### [YOUR INSTRUCTIONS]
Please write out each entry exactly as it appears.

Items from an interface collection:
Segment Open
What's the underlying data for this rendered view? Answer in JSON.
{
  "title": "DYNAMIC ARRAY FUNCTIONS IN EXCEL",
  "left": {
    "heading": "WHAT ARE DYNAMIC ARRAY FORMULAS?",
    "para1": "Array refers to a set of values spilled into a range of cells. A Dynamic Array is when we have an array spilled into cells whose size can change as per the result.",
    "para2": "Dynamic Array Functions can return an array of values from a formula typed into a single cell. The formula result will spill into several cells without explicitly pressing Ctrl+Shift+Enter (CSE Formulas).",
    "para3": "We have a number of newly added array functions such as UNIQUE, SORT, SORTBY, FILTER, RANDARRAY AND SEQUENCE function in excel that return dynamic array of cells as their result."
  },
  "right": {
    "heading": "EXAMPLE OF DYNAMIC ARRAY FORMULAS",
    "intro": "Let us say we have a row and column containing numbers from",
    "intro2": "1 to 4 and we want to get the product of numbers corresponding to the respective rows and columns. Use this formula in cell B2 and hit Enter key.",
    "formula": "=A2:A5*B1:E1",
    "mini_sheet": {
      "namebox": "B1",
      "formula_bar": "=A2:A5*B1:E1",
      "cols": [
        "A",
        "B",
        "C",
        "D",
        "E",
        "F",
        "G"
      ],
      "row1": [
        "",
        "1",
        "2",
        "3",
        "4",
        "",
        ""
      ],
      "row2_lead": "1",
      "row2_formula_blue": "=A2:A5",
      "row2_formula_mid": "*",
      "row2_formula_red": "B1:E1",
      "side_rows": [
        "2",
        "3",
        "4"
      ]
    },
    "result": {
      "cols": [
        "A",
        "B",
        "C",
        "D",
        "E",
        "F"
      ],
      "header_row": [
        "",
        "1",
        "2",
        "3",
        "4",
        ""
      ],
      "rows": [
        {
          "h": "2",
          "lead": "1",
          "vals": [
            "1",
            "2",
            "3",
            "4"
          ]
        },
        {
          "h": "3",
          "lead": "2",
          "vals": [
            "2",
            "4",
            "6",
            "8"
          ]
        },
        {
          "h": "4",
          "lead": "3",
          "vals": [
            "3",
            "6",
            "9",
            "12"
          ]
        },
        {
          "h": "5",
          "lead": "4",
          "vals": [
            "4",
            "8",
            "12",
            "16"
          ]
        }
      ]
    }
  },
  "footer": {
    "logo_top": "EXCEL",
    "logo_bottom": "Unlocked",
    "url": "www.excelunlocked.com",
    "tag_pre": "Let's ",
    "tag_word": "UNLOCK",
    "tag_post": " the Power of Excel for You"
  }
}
Segment Closed
### [SOLUTION FOR THIS EXERCISE]
What's the underlying data for this rendered view? Answer in JSON.
{
  "title": "DYNAMIC ARRAY FUNCTIONS IN EXCEL",
  "left": {
    "heading": "WHAT ARE DYNAMIC ARRAY FORMULAS?",
    "para1": "Array refers to a set of values spilled into a range of cells. A Dynamic Array is when we have an array spilled into cells whose size can change as per the result.",
    "para2": "Dynamic Array Functions can return an array of values from a formula typed into a single cell. The formula result will spill into several cells without explicitly pressing Ctrl+Shift+Enter (CSE Formulas).",
    "para3": "We have a number of newly added array functions such as UNIQUE, SORT, SORTBY, FILTER, RANDARRAY AND SEQUENCE function in excel that return dynamic array of cells as their result."
  },
  "right": {
    "heading": "EXAMPLE OF DYNAMIC ARRAY FORMULAS",
    "intro": "Let us say we have a row and column containing numbers from",
    "intro2": "1 to 4 and we want to get the product of numbers corresponding to the respective rows and columns. Use this formula in cell B2 and hit Enter key.",
    "formula": "=A2:A5*B1:E1",
    "mini_sheet": {
      "namebox": "B1",
      "formula_bar": "=A2:A5*B1:E1",
      "cols": [
        "A",
        "B",
        "C",
        "D",
        "E",
        "F",
        "G"
      ],
      "row1": [
        "",
        "1",
        "2",
        "3",
        "4",
        "",
        ""
      ],
      "row2_lead": "1",
      "row2_formula_blue": "=A2:A5",
      "row2_formula_mid": "*",
      "row2_formula_red": "B1:E1",
      "side_rows": [
        "2",
        "3",
        "4"
      ]
    },
    "result": {
      "cols": [
        "A",
        "B",
        "C",
        "D",
        "E",
        "F"
      ],
      "header_row": [
        "",
        "1",
        "2",
        "3",
        "4",
        ""
      ],
      "rows": [
        {
          "h": "2",
          "lead": "1",
          "vals": [
            "1",
            "2",
            "3",
            "4"
          ]
        },
        {
          "h": "3",
          "lead": "2",
          "vals": [
            "2",
            "4",
            "6",
            "8"
          ]
        },
        {
          "h": "4",
          "lead": "3",
          "vals": [
            "3",
            "6",
            "9",
            "12"
          ]
        },
        {
          "h": "5",
          "lead": "4",
          "vals": [
            "4",
            "8",
            "12",
            "16"
          ]
        }
      ]
    }
  },
  "footer": {
    "logo_top": "EXCEL",
    "logo_bottom": "Unlocked",
    "url": "www.excelunlocked.com",
    "tag_pre": "Let's ",
    "tag_word": "UNLOCK",
    "tag_post": " the Power of Excel for You"
  }
}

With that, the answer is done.